▶ SHORT PROBLEM: Print every record below exactly as written.

Dataset entries
┄┄┄┄┄┄┄┄┄┄┄┄┄┄┄┄┄┄┄┄
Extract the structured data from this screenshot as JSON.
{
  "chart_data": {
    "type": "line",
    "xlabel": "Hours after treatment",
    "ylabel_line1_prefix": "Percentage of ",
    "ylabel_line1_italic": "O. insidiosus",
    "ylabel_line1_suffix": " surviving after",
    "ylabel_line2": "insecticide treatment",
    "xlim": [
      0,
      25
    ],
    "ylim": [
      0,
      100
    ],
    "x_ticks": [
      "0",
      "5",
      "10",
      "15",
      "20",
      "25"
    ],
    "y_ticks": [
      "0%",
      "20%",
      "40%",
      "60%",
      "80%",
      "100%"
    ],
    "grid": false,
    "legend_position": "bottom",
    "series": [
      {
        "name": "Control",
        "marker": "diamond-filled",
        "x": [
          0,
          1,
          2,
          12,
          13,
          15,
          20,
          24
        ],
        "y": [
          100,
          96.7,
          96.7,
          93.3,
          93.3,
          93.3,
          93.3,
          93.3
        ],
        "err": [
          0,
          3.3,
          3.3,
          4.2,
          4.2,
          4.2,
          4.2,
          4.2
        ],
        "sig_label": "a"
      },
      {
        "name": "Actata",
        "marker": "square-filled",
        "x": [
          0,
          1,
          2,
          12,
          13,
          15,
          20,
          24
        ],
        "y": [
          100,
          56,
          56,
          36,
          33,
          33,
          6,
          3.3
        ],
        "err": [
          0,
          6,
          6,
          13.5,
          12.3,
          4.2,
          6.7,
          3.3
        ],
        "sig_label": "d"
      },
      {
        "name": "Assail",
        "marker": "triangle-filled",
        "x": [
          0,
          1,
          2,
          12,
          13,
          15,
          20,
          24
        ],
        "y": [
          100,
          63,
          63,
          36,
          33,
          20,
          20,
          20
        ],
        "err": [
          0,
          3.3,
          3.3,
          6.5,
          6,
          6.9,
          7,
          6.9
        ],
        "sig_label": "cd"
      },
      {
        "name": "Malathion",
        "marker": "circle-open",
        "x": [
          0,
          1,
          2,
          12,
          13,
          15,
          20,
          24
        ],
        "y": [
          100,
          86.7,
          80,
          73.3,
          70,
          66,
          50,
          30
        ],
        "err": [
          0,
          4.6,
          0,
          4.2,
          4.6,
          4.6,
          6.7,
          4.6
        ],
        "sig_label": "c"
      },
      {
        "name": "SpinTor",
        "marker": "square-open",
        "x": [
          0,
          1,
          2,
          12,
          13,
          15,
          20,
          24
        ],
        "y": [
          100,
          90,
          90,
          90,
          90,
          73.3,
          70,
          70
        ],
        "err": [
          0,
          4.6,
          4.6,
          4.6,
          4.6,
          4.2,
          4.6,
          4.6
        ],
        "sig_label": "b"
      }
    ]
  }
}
┄┄┄┄┄┄┄┄┄┄┄┄┄┄┄┄┄┄┄┄
▶ EXERCISE OUTPUT:
Extract the structured data from this screenshot as JSON.
{
  "chart_data": {
    "type": "line",
    "xlabel": "Hours after treatment",
    "ylabel_line1_prefix": "Percentage of ",
    "ylabel_line1_italic": "O. insidiosus",
    "ylabel_line1_suffix": " surviving after",
    "ylabel_line2": "insecticide treatment",
    "xlim": [
      0,
      25
    ],
    "ylim": [
      0,
      100
    ],
    "x_ticks": [
      "0",
      "5",
      "10",
      "15",
      "20",
      "25"
    ],
    "y_ticks": [
      "0%",
      "20%",
      "40%",
      "60%",
      "80%",
      "100%"
    ],
    "grid": false,
    "legend_position": "bottom",
    "series": [
      {
        "name": "Control",
        "marker": "diamond-filled",
        "x": [
          0,
          1,
          2,
          12,
          13,
          15,
          20,
          24
        ],
        "y": [
          100,
          96.7,
          96.7,
          93.3,
          93.3,
          93.3,
          93.3,
          93.3
        ],
        "err": [
          0,
          3.3,
          3.3,
          4.2,
          4.2,
          4.2,
          4.2,
          4.2
        ],
        "sig_label": "a"
      },
      {
        "name": "Actata",
        "marker": "square-filled",
        "x": [
          0,
          1,
          2,
          12,
          13,
          15,
          20,
          24
        ],
        "y": [
          100,
          56,
          56,
          36,
          33,
          33,
          6,
          3.3
        ],
        "err": [
          0,
          6,
          6,
          13.5,
          12.3,
          4.2,
          6.7,
          3.3
        ],
        "sig_label": "d"
      },
      {
        "name": "Assail",
        "marker": "triangle-filled",
        "x": [
          0,
          1,
          2,
          12,
          13,
          15,
          20,
          24
        ],
        "y": [
          100,
          63,
          63,
          36,
          33,
          20,
          20,
          20
        ],
        "err": [
          0,
          3.3,
          3.3,
          6.5,
          6,
          6.9,
          7,
          6.9
        ],
        "sig_label": "cd"
      },
      {
        "name": "Malathion",
        "marker": "circle-open",
        "x": [
          0,
          1,
          2,
          12,
          13,
          15,
          20,
          24
        ],
        "y": [
          100,
          86.7,
          80,
          73.3,
          70,
          66,
          50,
          30
        ],
        "err": [
          0,
          4.6,
          0,
          4.2,
          4.6,
          4.6,
          6.7,
          4.6
        ],
        "sig_label": "c"
      },
      {
        "name": "SpinTor",
        "marker": "square-open",
        "x": [
          0,
          1,
          2,
          12,
          13,
          15,
          20,
          24
        ],
        "y": [
          100,
          90,
          90,
          90,
          90,
          73.3,
          70,
          70
        ],
        "err": [
          0,
          4.6,
          4.6,
          4.6,
          4.6,
          4.2,
          4.6,
          4.6
        ],
        "sig_label": "b"
      }
    ]
  }
}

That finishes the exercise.